▶ Exercise directions:
According to the pipework inspection text below, why were pipework systems at risk under the company that used a campaign-based approach as its primary strategy? Answer in one to three sentences.

▶ Page:
53. Registered pipework would normally be inspected as part of a systematic, inclusive and proactive programme. Campaign type examinations focussing on specific deterioration mechanism such as corrosion under insulation, small-bore vibration related fatigue, buried lines etc, would fall secondary to this. Nevertheless they would complement the broad inspections and provide additional intelligence to the overall scheme.
54. Although most had adopted this method, one company employed a campaign-based approach as their primary strategy. To date it had not led to problems at the site. But under this reactive and rather unstructured regime, large areas of pipework were not inspected. Devoid of any baseline data these systems are vulnerable to failure in our view.
55. An estimated 80% of all pipework examinations are carried out on-stream. Influencing factors include access difficulties, line temperatures, availability of plant etc. Unlike most other process equipment though they are not bound by plant turnarounds and shutdowns. However, this does mean that regular monitoring and scheduling is required (an additional complication). It is in this area that dedicated software can offer significant benefits. Invasive inspection of pipework is not the norm, and is usually restricted to circumstances where failures have occurred.
56. The volume of information arising from pipework inspections is vast. Interpreting the raw data and making informed judgements on fitness for service is a crucial element in the process. The inspection revealed that many operators now use or are considering using, proprietary software tools. Asset Management Tools such as CORTRAN or CREDO can help with the manipulation of the data. These packages can also provide scheduling routines, isometric sketches, data tables, corrosion limit spreadsheets, and retirement dates. A key feature of these systems is that they can identify safety critical factors by generating alarm flags for certain criteria. Not all sites employed computer based technology and one still operated a very sound paper-based arrangement.
57. In general, good use was made of piping isometric drawings for targeting and recording inspection findings. The detail varied considerably, for example, some sketches only showed TMLs. Others included specifications, nominal wall thicknesses, materials, insulation details, support locations and types, access requirements etc.
58. Isometrics can also be of great value at the degradation assessment stage. They show configurations such as deadlegs, elbows, reducers, branches etc. where geometry can significantly influence degradation likelihood. The appropriate level of detail to be shown on piping isometrics is debatable. Nevertheless, whilst their production is expensive and resource demanding, the value of accurate drawings cannot be overstated.
59. Few sites made use of external visual examination checklists. We felt that this was a mistake, as they promote consistency in the inspection effort. They can often be used to identify and record dynamic factors. And they can provide a complete record to support other examinations that may only report by exception. An example checklist is given in API 570 3 . One independent inspecting authority produced an excellent example complete with explanatory notes and acceptance criteria. In another example seen, unit inspectors had produced mini visual-checklists detailing line condition at thickness measuring locations.

▶ Data block:
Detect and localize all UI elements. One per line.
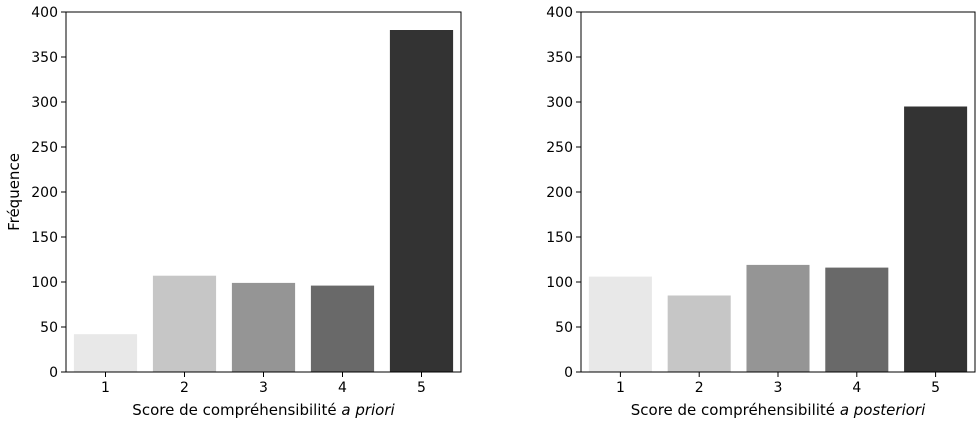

▶ Worked answer:
Under that reactive and rather unstructured regime, large areas of pipework were not inspected. Without any baseline data, the authors consider those systems vulnerable to failure, even though the approach had not yet caused problems at the site.